**What to work on**. Output every line exactly as written. Leave out pictures.

Data entries
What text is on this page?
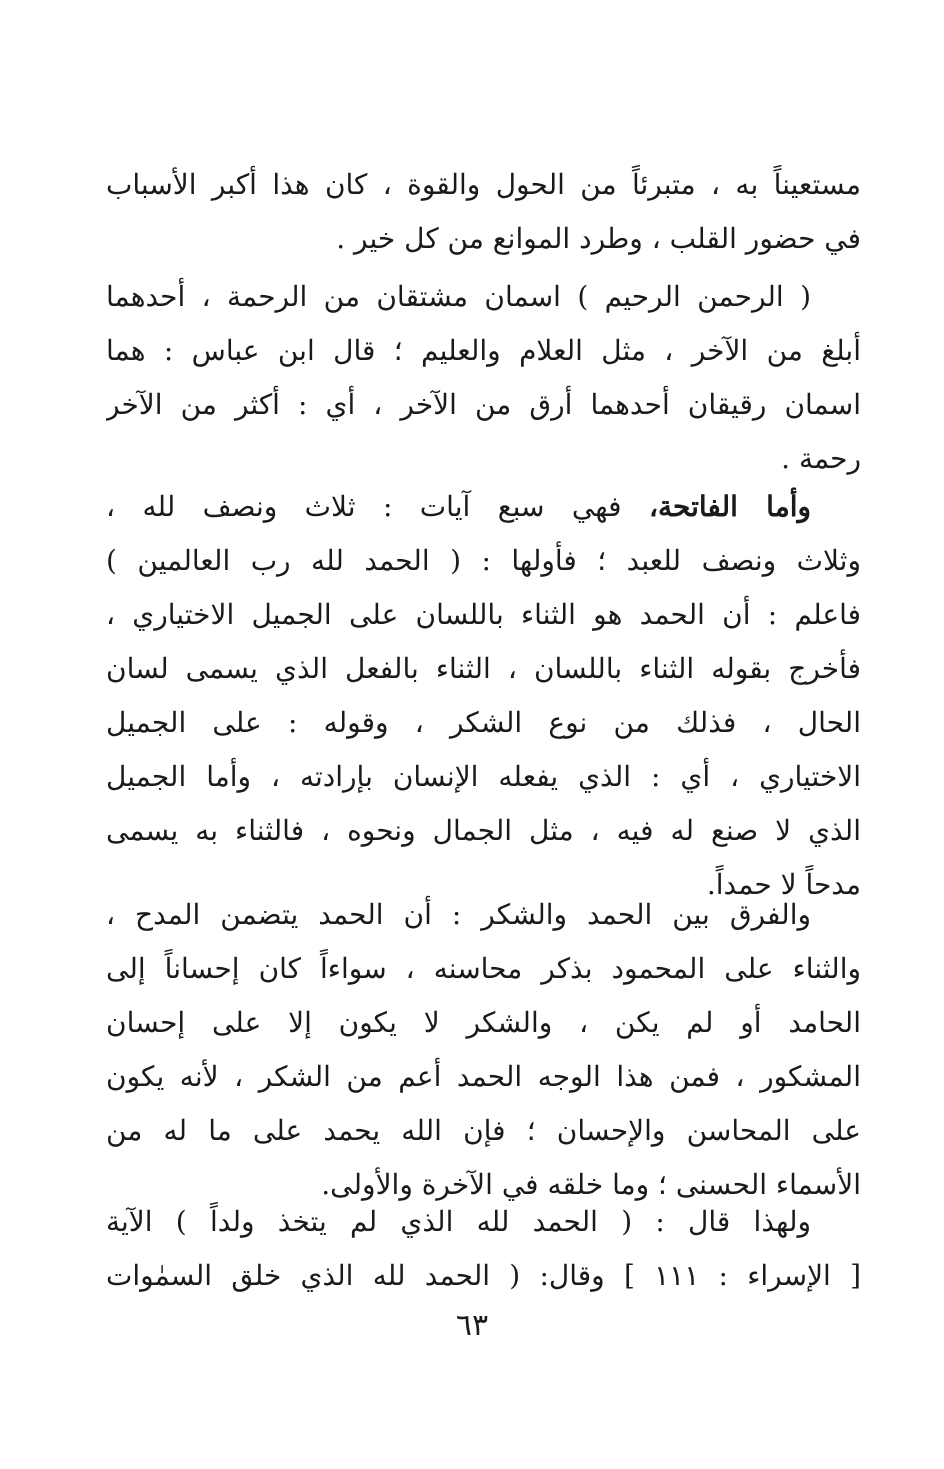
مستعيناً به ، متبرئاً من الحول والقوة ، كان هذا أكبر الأسباب
في حضور القلب ، وطرد الموانع من كل خير .
( الرحمن الرحيم ) اسمان مشتقان من الرحمة ، أحدهما
أبلغ من الآخر ، مثل العلام والعليم ؛ قال ابن عباس : هما
اسمان رقيقان أحدهما أرق من الآخر ، أي : أكثر من الآخر
رحمة .
وأما الفاتحة، فهي سبع آيات : ثلاث ونصف لله ،
وثلاث ونصف للعبد ؛ فأولها : ( الحمد لله رب العالمين )
فاعلم : أن الحمد هو الثناء باللسان على الجميل الاختياري ،
فأخرج بقوله الثناء باللسان ، الثناء بالفعل الذي يسمى لسان
الحال ، فذلك من نوع الشكر ، وقوله : على الجميل
الاختياري ، أي : الذي يفعله الإنسان بإرادته ، وأما الجميل
الذي لا صنع له فيه ، مثل الجمال ونحوه ، فالثناء به يسمى
مدحاً لا حمداً.
والفرق بين الحمد والشكر : أن الحمد يتضمن المدح ،
والثناء على المحمود بذكر محاسنه ، سواءاً كان إحساناً إلى
الحامد أو لم يكن ، والشكر لا يكون إلا على إحسان
المشكور ، فمن هذا الوجه الحمد أعم من الشكر ، لأنه يكون
على المحاسن والإحسان ؛ فإن الله يحمد على ما له من
الأسماء الحسنى ؛ وما خلقه في الآخرة والأولى.
ولهذا قال : ( الحمد لله الذي لم يتخذ ولداً ) الآية
[ الإسراء : ١١١ ] وقال: ( الحمد لله الذي خلق السمٰوات
٦٣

**Written reply**.
What text is on this page?
مستعيناً به ، متبرئاً من الحول والقوة ، كان هذا أكبر الأسباب
في حضور القلب ، وطرد الموانع من كل خير .
( الرحمن الرحيم ) اسمان مشتقان من الرحمة ، أحدهما
أبلغ من الآخر ، مثل العلام والعليم ؛ قال ابن عباس : هما
اسمان رقيقان أحدهما أرق من الآخر ، أي : أكثر من الآخر
رحمة .
وأما الفاتحة، فهي سبع آيات : ثلاث ونصف لله ،
وثلاث ونصف للعبد ؛ فأولها : ( الحمد لله رب العالمين )
فاعلم : أن الحمد هو الثناء باللسان على الجميل الاختياري ،
فأخرج بقوله الثناء باللسان ، الثناء بالفعل الذي يسمى لسان
الحال ، فذلك من نوع الشكر ، وقوله : على الجميل
الاختياري ، أي : الذي يفعله الإنسان بإرادته ، وأما الجميل
الذي لا صنع له فيه ، مثل الجمال ونحوه ، فالثناء به يسمى
مدحاً لا حمداً.
والفرق بين الحمد والشكر : أن الحمد يتضمن المدح ،
والثناء على المحمود بذكر محاسنه ، سواءاً كان إحساناً إلى
الحامد أو لم يكن ، والشكر لا يكون إلا على إحسان
المشكور ، فمن هذا الوجه الحمد أعم من الشكر ، لأنه يكون
على المحاسن والإحسان ؛ فإن الله يحمد على ما له من
الأسماء الحسنى ؛ وما خلقه في الآخرة والأولى.
ولهذا قال : ( الحمد لله الذي لم يتخذ ولداً ) الآية
[ الإسراء : ١١١ ] وقال: ( الحمد لله الذي خلق السمٰوات
٦٣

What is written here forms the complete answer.